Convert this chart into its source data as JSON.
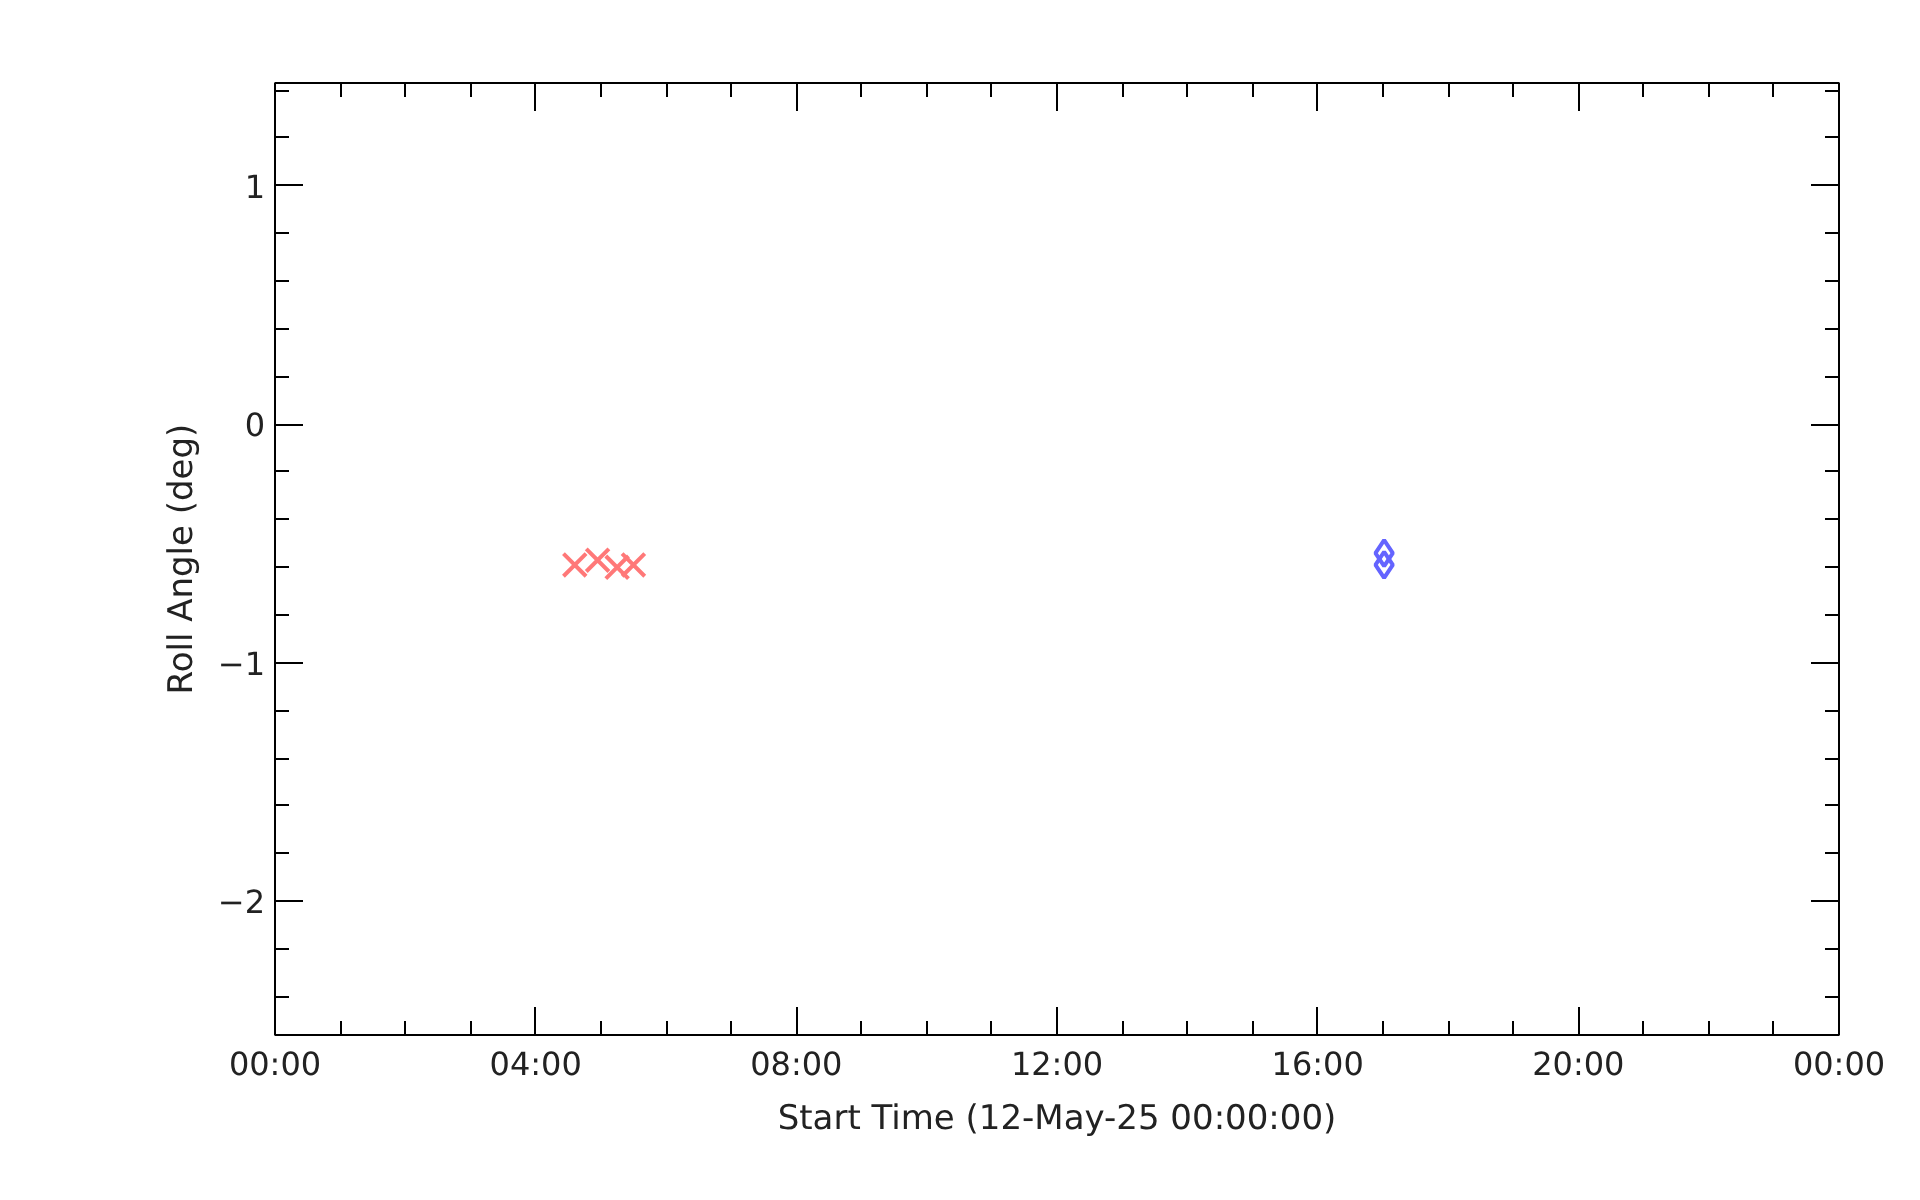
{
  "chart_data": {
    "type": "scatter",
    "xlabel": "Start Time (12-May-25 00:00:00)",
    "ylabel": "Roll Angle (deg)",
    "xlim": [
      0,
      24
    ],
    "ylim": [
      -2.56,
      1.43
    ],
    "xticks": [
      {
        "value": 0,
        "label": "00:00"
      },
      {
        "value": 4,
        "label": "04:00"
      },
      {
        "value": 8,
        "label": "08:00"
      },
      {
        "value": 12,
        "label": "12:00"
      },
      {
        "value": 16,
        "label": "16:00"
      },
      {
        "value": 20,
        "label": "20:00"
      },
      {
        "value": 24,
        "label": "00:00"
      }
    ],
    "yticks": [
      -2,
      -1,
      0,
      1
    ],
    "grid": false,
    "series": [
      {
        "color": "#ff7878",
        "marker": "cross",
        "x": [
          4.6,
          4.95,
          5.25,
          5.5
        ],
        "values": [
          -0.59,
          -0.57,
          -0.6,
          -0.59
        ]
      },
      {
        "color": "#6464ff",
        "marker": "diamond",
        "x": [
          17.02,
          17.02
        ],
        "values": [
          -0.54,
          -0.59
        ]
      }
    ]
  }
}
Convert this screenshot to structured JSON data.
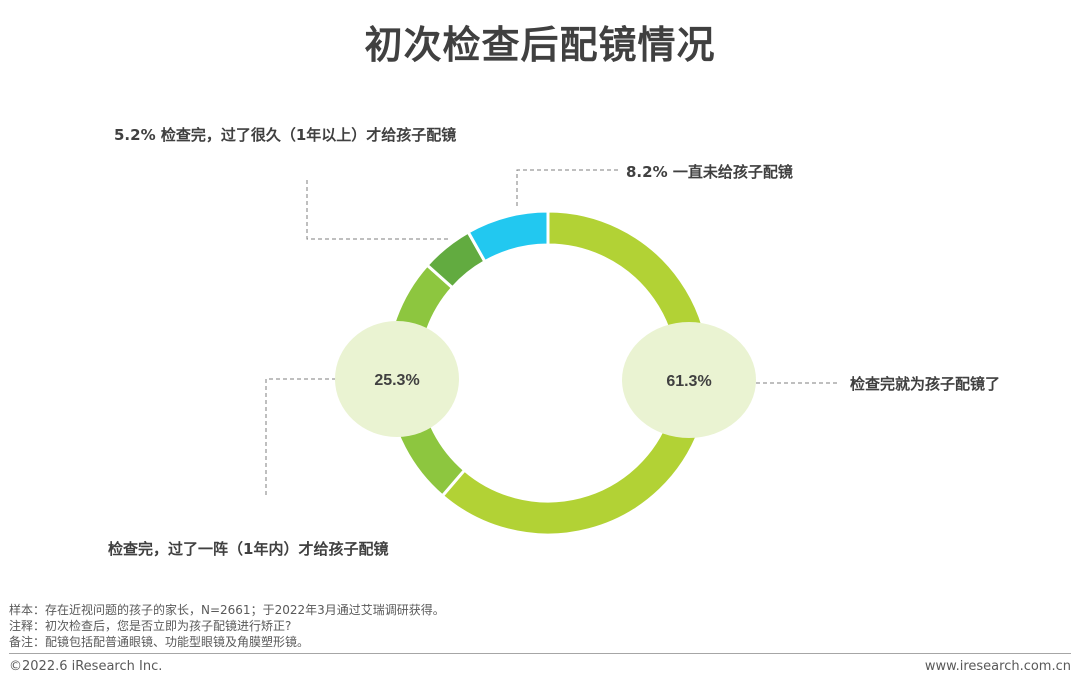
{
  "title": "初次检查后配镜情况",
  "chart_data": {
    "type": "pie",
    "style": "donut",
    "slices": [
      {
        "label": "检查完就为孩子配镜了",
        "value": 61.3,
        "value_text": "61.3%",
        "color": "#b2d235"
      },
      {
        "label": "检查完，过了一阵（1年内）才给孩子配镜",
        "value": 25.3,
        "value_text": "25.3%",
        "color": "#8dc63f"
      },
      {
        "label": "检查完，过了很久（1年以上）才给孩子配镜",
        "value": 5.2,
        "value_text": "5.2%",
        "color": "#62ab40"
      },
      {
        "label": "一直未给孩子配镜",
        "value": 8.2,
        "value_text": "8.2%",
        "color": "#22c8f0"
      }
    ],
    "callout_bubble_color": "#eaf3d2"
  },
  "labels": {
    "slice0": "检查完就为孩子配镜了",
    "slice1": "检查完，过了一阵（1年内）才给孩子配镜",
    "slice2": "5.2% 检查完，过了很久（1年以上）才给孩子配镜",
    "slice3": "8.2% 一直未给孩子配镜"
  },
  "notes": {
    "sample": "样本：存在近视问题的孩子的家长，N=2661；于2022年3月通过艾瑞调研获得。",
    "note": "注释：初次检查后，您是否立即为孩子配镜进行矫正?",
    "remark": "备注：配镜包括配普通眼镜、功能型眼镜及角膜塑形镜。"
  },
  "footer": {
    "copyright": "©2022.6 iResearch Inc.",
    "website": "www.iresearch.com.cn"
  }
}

■ ■ ■ ■ ■ ■ ■

▶ [Given exercise]: Without including the pictures, return each record above exactly as it stands.

▶ [Exercise solution]:
Convert this chart into its source data as JSON.
{
  "chart_data": {
    "type": "scatter",
    "xlabel": "Start Time (12-May-25 00:00:00)",
    "ylabel": "Roll Angle (deg)",
    "xlim": [
      0,
      24
    ],
    "ylim": [
      -2.56,
      1.43
    ],
    "xticks": [
      {
        "value": 0,
        "label": "00:00"
      },
      {
        "value": 4,
        "label": "04:00"
      },
      {
        "value": 8,
        "label": "08:00"
      },
      {
        "value": 12,
        "label": "12:00"
      },
      {
        "value": 16,
        "label": "16:00"
      },
      {
        "value": 20,
        "label": "20:00"
      },
      {
        "value": 24,
        "label": "00:00"
      }
    ],
    "yticks": [
      -2,
      -1,
      0,
      1
    ],
    "grid": false,
    "series": [
      {
        "color": "#ff7878",
        "marker": "cross",
        "x": [
          4.6,
          4.95,
          5.25,
          5.5
        ],
        "values": [
          -0.59,
          -0.57,
          -0.6,
          -0.59
        ]
      },
      {
        "color": "#6464ff",
        "marker": "diamond",
        "x": [
          17.02,
          17.02
        ],
        "values": [
          -0.54,
          -0.59
        ]
      }
    ]
  }
}
Convert this screenshot to structured JSON data.
{
  "title": "初次检查后配镜情况",
  "chart_data": {
    "type": "pie",
    "style": "donut",
    "slices": [
      {
        "label": "检查完就为孩子配镜了",
        "value": 61.3,
        "value_text": "61.3%",
        "color": "#b2d235"
      },
      {
        "label": "检查完，过了一阵（1年内）才给孩子配镜",
        "value": 25.3,
        "value_text": "25.3%",
        "color": "#8dc63f"
      },
      {
        "label": "检查完，过了很久（1年以上）才给孩子配镜",
        "value": 5.2,
        "value_text": "5.2%",
        "color": "#62ab40"
      },
      {
        "label": "一直未给孩子配镜",
        "value": 8.2,
        "value_text": "8.2%",
        "color": "#22c8f0"
      }
    ],
    "callout_bubble_color": "#eaf3d2"
  },
  "labels": {
    "slice0": "检查完就为孩子配镜了",
    "slice1": "检查完，过了一阵（1年内）才给孩子配镜",
    "slice2": "5.2% 检查完，过了很久（1年以上）才给孩子配镜",
    "slice3": "8.2% 一直未给孩子配镜"
  },
  "notes": {
    "sample": "样本：存在近视问题的孩子的家长，N=2661；于2022年3月通过艾瑞调研获得。",
    "note": "注释：初次检查后，您是否立即为孩子配镜进行矫正?",
    "remark": "备注：配镜包括配普通眼镜、功能型眼镜及角膜塑形镜。"
  },
  "footer": {
    "copyright": "©2022.6 iResearch Inc.",
    "website": "www.iresearch.com.cn"
  }
}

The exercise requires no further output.